[Element placement data]

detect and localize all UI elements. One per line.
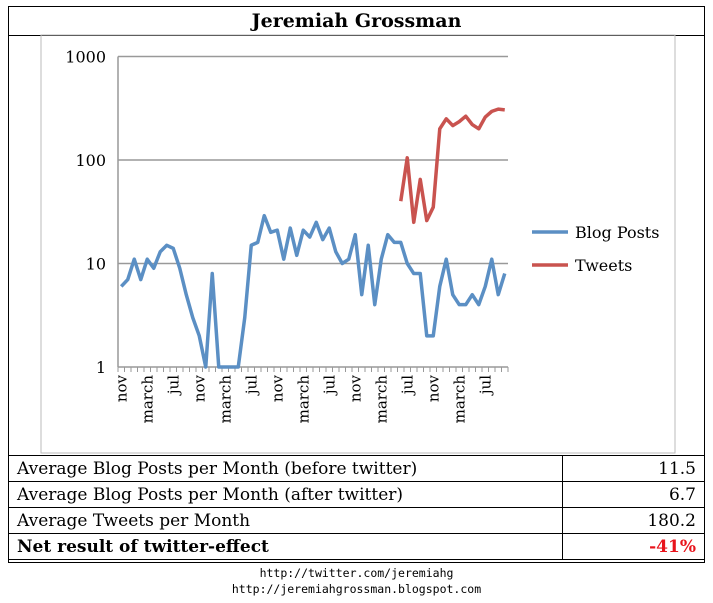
x-tick-label: nov <box>268 374 286 402</box>
legend-label: Tweets <box>575 256 632 275</box>
stat-value: 6.7 <box>562 481 705 508</box>
x-tick-label: march <box>138 375 156 424</box>
y-tick-label: 1000 <box>65 48 106 67</box>
table-row: Average Blog Posts per Month (before twi… <box>8 455 705 482</box>
y-tick-label: 10 <box>86 255 106 274</box>
x-tick-label: jul <box>320 375 338 396</box>
x-tick-label: nov <box>346 374 364 402</box>
stat-label: Average Blog Posts per Month (after twit… <box>8 481 563 508</box>
table-row: Average Tweets per Month 180.2 <box>8 507 705 534</box>
stat-label: Net result of twitter-effect <box>8 533 563 560</box>
x-tick-label: nov <box>190 374 208 402</box>
plot-border <box>40 34 676 454</box>
x-tick-label: jul <box>476 375 494 396</box>
legend-label: Blog Posts <box>575 223 659 242</box>
stat-value: 11.5 <box>562 455 705 482</box>
x-tick-label: nov <box>112 374 130 402</box>
series-line-tweets <box>399 107 505 225</box>
series-line-blog-posts <box>119 213 507 369</box>
x-tick-label: nov <box>424 374 442 402</box>
x-tick-label: march <box>294 375 312 424</box>
net-result-value: -41% <box>562 533 705 560</box>
x-tick-label: jul <box>164 375 182 396</box>
y-tick-label: 100 <box>75 151 106 170</box>
x-tick-label: jul <box>242 375 260 396</box>
x-tick-label: jul <box>398 375 416 396</box>
twitter-link[interactable]: http://twitter.com/jeremiahg <box>259 566 454 580</box>
y-tick-label: 1 <box>96 358 106 377</box>
x-tick-label: march <box>216 375 234 424</box>
x-tick-label: march <box>450 375 468 424</box>
stats-table: Average Blog Posts per Month (before twi… <box>8 455 705 560</box>
table-row: Average Blog Posts per Month (after twit… <box>8 481 705 508</box>
stat-value: 180.2 <box>562 507 705 534</box>
table-row: Net result of twitter-effect -41% <box>8 533 705 560</box>
blog-link[interactable]: http://jeremiahgrossman.blogspot.com <box>231 582 482 596</box>
stat-label: Average Blog Posts per Month (before twi… <box>8 455 563 482</box>
x-tick-label: march <box>372 375 390 424</box>
stat-label: Average Tweets per Month <box>8 507 563 534</box>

§ What is required
In the items above, how many lines contain the string "interactable", with case counting? Give only the number.

§ Task solution
2